## [Exercise task]
Every record must be written out once more, with nothing added or omitted.

+++ Supplied material

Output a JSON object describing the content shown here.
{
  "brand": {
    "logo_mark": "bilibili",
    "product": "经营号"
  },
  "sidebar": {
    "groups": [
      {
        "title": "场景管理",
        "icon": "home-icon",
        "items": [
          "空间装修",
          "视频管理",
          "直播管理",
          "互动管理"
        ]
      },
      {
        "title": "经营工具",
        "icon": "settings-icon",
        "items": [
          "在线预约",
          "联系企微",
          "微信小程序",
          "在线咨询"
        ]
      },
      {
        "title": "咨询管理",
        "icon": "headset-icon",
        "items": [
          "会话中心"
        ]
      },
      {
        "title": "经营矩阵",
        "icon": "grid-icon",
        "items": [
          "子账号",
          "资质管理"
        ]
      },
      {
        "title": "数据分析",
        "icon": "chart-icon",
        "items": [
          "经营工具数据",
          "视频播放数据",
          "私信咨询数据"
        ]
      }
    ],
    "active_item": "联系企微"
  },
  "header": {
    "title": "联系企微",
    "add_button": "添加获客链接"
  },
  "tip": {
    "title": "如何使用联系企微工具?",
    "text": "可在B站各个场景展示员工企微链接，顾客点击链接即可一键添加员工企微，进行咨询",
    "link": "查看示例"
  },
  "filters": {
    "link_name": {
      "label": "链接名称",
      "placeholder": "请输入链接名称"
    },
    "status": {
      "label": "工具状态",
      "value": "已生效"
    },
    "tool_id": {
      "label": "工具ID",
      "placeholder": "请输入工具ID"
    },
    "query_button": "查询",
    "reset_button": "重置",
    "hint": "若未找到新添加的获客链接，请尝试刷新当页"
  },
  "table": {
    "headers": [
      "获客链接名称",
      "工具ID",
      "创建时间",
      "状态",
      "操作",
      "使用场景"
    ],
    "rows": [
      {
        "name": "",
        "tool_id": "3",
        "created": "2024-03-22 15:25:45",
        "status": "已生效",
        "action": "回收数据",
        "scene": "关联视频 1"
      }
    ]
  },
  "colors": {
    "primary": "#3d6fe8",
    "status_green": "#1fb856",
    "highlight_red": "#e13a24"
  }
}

++++++

## [In response]
Output a JSON object describing the content shown here.
{
  "brand": {
    "logo_mark": "bilibili",
    "product": "经营号"
  },
  "sidebar": {
    "groups": [
      {
        "title": "场景管理",
        "icon": "home-icon",
        "items": [
          "空间装修",
          "视频管理",
          "直播管理",
          "互动管理"
        ]
      },
      {
        "title": "经营工具",
        "icon": "settings-icon",
        "items": [
          "在线预约",
          "联系企微",
          "微信小程序",
          "在线咨询"
        ]
      },
      {
        "title": "咨询管理",
        "icon": "headset-icon",
        "items": [
          "会话中心"
        ]
      },
      {
        "title": "经营矩阵",
        "icon": "grid-icon",
        "items": [
          "子账号",
          "资质管理"
        ]
      },
      {
        "title": "数据分析",
        "icon": "chart-icon",
        "items": [
          "经营工具数据",
          "视频播放数据",
          "私信咨询数据"
        ]
      }
    ],
    "active_item": "联系企微"
  },
  "header": {
    "title": "联系企微",
    "add_button": "添加获客链接"
  },
  "tip": {
    "title": "如何使用联系企微工具?",
    "text": "可在B站各个场景展示员工企微链接，顾客点击链接即可一键添加员工企微，进行咨询",
    "link": "查看示例"
  },
  "filters": {
    "link_name": {
      "label": "链接名称",
      "placeholder": "请输入链接名称"
    },
    "status": {
      "label": "工具状态",
      "value": "已生效"
    },
    "tool_id": {
      "label": "工具ID",
      "placeholder": "请输入工具ID"
    },
    "query_button": "查询",
    "reset_button": "重置",
    "hint": "若未找到新添加的获客链接，请尝试刷新当页"
  },
  "table": {
    "headers": [
      "获客链接名称",
      "工具ID",
      "创建时间",
      "状态",
      "操作",
      "使用场景"
    ],
    "rows": [
      {
        "name": "",
        "tool_id": "3",
        "created": "2024-03-22 15:25:45",
        "status": "已生效",
        "action": "回收数据",
        "scene": "关联视频 1"
      }
    ]
  },
  "colors": {
    "primary": "#3d6fe8",
    "status_green": "#1fb856",
    "highlight_red": "#e13a24"
  }
}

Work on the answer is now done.